- INSTRUCTIONS FOR THE TASK:
Scan the listing below and copy every line holding "this".

- INPUT MATERIAL:
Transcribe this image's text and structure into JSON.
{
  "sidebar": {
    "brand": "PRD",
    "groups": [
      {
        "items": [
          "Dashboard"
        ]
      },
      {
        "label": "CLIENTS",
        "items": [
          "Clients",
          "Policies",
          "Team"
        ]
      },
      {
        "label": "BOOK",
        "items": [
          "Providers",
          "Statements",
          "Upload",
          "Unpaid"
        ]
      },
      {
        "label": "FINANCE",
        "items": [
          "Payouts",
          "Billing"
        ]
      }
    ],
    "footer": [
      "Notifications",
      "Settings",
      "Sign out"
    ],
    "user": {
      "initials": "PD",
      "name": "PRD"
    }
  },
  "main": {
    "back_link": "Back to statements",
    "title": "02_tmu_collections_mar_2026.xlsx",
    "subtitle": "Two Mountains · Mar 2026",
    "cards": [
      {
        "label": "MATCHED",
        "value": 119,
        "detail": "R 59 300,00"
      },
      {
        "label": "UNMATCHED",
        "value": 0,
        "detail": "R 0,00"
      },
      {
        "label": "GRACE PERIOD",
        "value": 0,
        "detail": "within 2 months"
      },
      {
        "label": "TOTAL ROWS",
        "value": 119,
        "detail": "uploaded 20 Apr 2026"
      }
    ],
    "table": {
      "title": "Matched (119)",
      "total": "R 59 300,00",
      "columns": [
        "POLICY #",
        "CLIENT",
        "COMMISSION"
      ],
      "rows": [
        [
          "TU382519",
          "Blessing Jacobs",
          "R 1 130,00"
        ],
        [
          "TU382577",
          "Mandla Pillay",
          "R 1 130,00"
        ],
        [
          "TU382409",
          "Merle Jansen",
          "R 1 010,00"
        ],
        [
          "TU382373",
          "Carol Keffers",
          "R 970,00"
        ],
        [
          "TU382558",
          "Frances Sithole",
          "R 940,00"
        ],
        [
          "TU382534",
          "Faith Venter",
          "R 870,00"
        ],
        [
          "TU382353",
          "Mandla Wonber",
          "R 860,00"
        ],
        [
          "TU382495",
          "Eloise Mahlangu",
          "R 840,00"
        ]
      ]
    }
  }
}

* * *

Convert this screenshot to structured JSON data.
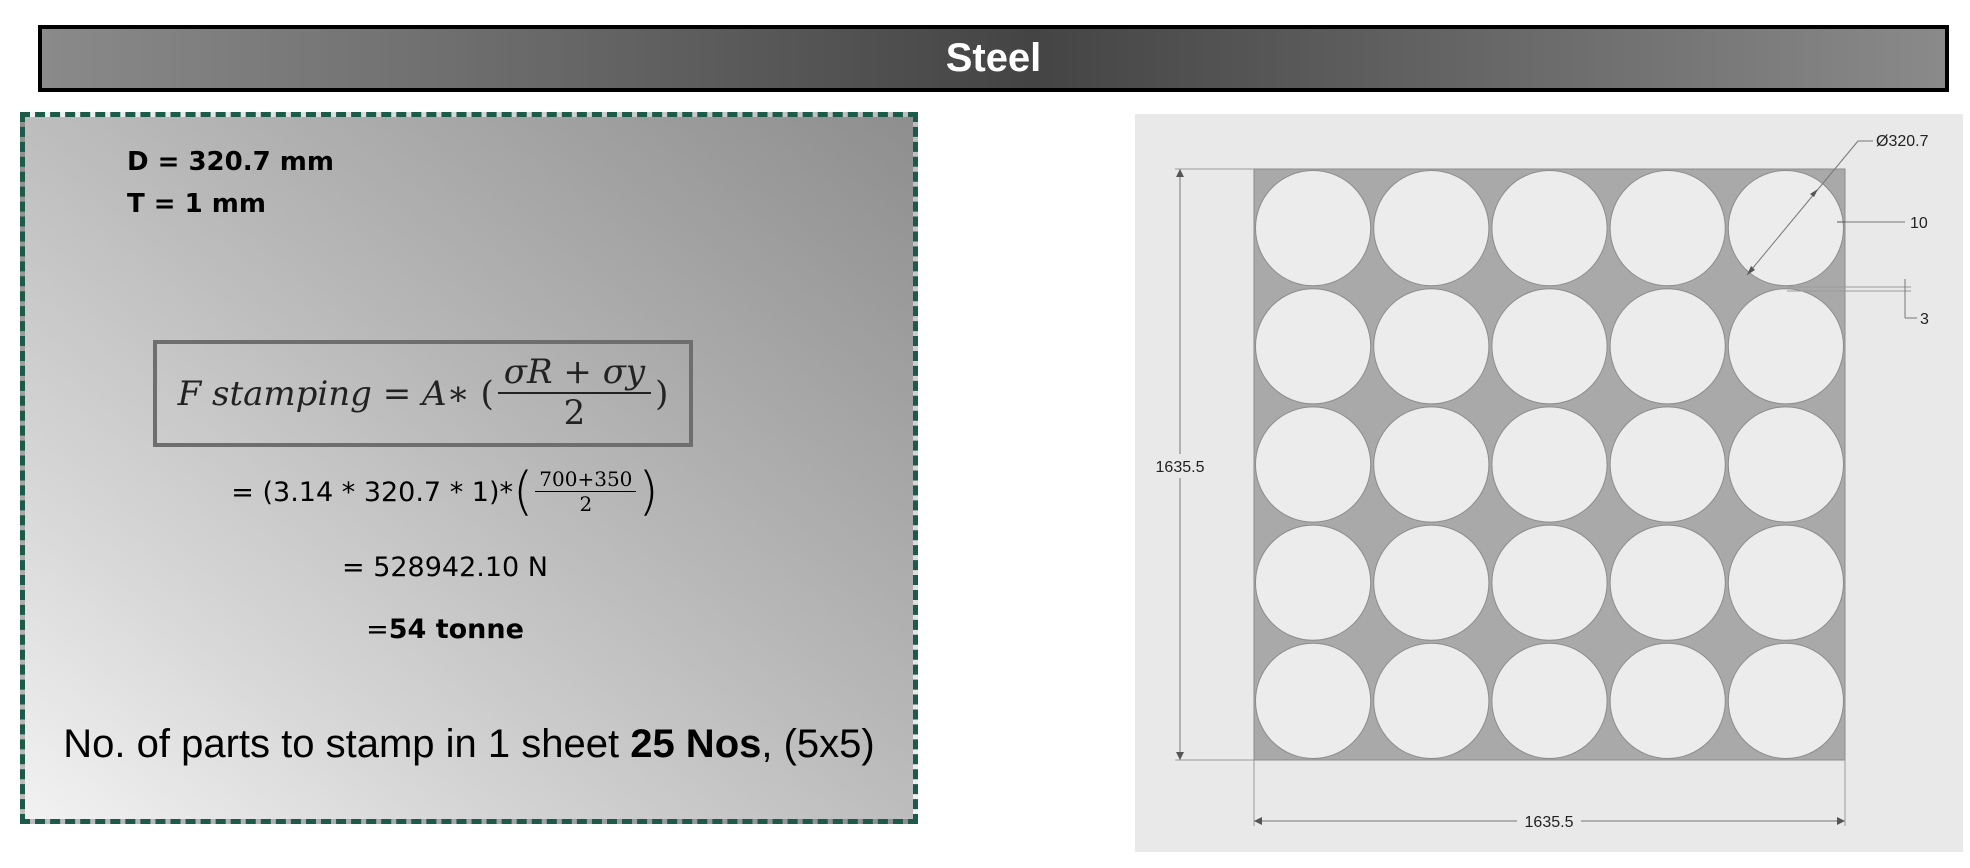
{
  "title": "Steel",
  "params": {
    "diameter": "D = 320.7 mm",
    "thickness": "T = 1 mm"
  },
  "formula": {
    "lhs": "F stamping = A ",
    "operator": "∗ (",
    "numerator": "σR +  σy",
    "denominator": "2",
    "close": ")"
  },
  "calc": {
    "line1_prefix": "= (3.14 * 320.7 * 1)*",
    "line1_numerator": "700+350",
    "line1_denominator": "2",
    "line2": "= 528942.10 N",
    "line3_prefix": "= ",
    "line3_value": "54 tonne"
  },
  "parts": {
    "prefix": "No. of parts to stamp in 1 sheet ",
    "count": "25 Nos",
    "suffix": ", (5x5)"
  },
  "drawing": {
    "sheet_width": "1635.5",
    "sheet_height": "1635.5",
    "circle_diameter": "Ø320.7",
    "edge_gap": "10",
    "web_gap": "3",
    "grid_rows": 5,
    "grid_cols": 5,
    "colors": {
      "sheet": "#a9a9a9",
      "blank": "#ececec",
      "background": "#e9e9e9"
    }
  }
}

- RESPONSE TO THE EXERCISE:
Transcribe this image's text and structure into JSON.
Convert this screenshot to structured JSON data.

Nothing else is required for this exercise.